→ **Task objective**:
Find the lines containing the word "Kapitän" and copy every one of them.

— start of Material for this task —

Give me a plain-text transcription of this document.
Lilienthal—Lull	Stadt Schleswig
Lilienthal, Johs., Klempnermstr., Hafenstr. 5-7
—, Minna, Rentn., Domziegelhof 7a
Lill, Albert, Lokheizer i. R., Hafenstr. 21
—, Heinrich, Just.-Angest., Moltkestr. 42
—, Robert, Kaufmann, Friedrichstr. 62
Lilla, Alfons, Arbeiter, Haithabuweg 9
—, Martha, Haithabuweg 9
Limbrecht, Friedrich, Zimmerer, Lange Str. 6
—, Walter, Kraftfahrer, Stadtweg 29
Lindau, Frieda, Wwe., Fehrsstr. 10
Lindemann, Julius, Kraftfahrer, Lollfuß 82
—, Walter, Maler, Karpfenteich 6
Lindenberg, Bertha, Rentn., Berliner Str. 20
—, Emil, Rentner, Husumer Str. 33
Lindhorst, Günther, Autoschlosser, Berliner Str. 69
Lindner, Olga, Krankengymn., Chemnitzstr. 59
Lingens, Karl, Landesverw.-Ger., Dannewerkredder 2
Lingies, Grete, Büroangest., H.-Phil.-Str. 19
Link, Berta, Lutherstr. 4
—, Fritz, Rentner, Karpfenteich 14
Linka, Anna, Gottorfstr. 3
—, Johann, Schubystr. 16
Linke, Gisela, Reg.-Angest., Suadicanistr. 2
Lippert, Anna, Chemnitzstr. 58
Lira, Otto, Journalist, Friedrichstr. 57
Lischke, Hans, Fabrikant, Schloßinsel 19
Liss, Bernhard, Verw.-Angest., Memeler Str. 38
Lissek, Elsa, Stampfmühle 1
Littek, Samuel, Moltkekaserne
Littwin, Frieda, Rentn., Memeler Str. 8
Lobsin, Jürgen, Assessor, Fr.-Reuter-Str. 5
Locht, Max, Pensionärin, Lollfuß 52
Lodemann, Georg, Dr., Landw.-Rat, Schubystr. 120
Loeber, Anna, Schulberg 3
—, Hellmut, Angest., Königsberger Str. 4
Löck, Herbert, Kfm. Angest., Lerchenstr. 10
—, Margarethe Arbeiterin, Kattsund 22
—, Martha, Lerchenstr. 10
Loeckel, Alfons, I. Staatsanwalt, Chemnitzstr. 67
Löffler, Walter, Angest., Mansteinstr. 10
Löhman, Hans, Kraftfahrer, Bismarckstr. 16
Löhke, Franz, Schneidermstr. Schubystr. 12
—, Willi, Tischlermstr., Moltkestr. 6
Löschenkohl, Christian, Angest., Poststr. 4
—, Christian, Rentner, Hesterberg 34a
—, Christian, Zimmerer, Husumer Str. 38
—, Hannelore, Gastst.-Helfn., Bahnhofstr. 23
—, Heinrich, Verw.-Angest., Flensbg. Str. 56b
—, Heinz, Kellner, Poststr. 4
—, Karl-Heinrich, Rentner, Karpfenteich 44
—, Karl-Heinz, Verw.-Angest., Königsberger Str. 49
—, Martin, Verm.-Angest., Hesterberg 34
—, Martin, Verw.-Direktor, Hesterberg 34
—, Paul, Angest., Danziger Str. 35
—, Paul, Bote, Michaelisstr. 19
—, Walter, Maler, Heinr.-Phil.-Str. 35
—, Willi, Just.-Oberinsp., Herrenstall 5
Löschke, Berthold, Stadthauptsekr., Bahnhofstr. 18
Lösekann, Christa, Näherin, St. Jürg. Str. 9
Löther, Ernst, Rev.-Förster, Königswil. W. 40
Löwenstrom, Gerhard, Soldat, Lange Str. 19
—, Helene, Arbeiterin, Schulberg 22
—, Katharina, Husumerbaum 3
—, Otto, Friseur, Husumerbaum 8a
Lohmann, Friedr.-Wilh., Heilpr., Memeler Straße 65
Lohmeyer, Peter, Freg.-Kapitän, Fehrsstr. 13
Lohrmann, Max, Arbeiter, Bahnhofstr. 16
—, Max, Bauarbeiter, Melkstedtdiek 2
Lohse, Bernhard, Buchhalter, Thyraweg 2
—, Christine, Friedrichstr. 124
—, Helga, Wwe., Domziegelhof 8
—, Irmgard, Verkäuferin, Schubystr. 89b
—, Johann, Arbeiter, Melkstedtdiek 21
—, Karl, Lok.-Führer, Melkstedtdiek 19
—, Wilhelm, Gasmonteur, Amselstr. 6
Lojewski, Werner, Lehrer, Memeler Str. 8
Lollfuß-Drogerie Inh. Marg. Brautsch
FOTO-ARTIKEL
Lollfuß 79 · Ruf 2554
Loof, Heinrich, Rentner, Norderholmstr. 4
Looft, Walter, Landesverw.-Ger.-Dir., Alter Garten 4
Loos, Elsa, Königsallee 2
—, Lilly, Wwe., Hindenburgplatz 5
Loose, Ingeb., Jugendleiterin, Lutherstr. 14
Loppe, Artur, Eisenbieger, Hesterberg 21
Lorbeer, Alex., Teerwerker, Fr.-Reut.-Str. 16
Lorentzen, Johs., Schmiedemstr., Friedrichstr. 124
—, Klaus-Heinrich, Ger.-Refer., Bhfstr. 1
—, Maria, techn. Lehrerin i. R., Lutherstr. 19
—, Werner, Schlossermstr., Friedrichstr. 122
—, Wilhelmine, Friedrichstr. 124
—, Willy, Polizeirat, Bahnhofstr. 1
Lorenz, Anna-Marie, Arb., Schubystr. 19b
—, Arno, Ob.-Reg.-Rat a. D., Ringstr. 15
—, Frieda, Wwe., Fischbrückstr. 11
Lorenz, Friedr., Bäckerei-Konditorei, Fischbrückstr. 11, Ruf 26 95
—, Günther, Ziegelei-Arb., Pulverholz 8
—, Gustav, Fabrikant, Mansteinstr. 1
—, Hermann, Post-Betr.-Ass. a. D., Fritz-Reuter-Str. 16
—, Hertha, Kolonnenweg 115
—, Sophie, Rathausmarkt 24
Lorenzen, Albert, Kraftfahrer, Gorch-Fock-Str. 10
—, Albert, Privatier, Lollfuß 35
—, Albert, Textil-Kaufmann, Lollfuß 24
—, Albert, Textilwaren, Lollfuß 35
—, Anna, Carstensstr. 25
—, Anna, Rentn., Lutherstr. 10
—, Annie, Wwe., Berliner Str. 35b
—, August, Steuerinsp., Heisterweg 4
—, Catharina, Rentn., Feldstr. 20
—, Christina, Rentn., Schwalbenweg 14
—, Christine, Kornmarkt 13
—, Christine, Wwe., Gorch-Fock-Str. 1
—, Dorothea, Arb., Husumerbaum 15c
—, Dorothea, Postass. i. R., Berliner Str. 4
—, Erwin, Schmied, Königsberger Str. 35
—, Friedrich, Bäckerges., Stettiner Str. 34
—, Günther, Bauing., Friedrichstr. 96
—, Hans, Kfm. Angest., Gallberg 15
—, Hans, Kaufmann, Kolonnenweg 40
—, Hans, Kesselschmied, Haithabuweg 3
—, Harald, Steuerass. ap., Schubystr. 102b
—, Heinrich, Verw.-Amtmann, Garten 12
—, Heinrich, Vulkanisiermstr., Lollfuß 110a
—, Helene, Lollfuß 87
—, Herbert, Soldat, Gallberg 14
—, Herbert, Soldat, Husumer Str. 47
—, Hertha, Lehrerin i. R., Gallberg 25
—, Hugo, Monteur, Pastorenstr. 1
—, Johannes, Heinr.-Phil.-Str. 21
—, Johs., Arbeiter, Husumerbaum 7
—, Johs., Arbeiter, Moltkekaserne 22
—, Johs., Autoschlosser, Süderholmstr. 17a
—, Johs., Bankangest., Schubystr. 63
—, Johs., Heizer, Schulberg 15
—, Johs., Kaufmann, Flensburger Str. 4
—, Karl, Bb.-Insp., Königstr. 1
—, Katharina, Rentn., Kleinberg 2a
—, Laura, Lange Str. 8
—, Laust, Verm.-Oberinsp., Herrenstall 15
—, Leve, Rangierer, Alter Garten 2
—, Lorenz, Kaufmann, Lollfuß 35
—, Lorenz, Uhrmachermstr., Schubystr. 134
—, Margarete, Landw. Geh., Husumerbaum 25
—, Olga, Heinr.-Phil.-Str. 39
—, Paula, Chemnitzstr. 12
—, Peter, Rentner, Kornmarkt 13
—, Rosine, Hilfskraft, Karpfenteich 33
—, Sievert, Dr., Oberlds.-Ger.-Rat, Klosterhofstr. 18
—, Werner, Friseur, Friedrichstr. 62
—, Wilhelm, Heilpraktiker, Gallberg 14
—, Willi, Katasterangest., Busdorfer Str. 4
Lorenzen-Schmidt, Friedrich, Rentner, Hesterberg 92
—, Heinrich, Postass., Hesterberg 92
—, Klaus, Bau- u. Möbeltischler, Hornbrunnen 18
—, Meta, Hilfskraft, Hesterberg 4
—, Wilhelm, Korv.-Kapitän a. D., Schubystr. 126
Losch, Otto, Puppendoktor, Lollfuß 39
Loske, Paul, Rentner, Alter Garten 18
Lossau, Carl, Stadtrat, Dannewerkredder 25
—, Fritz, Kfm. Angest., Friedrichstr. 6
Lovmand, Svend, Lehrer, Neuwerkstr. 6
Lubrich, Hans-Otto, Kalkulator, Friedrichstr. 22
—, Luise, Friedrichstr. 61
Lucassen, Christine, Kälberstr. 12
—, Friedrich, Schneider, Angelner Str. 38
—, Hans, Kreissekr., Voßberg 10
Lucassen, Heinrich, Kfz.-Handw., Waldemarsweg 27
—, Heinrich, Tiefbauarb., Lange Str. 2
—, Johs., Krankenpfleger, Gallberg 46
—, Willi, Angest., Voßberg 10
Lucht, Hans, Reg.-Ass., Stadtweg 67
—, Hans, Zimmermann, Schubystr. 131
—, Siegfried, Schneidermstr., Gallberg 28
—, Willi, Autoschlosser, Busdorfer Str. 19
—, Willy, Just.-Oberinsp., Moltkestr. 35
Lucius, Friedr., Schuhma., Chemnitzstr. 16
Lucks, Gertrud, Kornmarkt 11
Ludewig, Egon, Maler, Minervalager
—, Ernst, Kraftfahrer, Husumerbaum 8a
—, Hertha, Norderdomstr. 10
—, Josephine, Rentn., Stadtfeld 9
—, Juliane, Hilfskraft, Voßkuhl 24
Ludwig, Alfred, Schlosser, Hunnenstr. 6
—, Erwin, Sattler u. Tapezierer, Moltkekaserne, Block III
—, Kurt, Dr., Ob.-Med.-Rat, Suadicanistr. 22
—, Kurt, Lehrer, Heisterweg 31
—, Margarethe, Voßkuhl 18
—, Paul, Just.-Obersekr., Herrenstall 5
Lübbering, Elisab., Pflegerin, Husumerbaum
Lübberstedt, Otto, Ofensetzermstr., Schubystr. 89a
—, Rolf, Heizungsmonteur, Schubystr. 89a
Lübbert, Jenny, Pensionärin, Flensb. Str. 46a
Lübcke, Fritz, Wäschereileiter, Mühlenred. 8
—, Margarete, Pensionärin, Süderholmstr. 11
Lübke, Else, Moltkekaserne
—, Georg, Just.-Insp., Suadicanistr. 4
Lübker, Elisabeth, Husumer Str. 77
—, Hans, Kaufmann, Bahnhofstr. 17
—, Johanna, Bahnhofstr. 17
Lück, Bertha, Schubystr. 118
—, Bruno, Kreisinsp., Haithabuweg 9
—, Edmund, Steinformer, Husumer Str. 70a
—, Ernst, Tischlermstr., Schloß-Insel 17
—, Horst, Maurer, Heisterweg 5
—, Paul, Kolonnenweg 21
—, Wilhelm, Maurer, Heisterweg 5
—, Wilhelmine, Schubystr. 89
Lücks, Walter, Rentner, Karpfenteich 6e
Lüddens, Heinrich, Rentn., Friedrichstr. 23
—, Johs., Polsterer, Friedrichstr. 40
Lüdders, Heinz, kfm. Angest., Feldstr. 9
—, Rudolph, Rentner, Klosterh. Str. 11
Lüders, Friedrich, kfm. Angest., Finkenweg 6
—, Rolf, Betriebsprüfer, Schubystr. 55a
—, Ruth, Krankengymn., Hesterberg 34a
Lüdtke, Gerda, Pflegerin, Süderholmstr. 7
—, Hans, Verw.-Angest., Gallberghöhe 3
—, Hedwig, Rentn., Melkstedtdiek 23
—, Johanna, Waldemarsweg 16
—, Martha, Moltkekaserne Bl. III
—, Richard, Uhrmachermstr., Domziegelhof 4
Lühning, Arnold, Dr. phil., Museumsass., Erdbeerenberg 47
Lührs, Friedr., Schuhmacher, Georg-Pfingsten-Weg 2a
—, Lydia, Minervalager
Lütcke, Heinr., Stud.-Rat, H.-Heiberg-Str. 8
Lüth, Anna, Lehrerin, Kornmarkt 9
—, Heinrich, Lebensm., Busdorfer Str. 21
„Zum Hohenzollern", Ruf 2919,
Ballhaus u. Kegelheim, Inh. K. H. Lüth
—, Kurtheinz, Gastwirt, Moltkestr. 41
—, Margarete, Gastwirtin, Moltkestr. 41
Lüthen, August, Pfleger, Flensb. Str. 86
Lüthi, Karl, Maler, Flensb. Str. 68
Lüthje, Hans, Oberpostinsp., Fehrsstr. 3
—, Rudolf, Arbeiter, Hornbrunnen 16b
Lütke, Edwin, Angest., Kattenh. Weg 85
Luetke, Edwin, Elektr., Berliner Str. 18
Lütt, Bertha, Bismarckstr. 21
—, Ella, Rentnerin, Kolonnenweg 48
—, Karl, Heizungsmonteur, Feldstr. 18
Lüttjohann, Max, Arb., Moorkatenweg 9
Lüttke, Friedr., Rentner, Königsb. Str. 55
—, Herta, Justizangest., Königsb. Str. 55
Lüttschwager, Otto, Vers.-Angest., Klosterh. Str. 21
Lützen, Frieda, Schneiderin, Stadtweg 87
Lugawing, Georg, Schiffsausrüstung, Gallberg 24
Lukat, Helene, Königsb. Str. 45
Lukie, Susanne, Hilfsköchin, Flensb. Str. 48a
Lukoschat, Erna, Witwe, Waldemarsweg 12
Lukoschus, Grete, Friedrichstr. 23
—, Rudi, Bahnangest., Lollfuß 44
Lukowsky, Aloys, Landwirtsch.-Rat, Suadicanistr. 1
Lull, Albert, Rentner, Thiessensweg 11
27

— end of Material for this task —

→ **Output for this exercise**:
Lohmeyer, Peter, Freg.-Kapitän, Fehrsstr. 13
—, Wilhelm, Korv.-Kapitän a. D., Schubystr. 126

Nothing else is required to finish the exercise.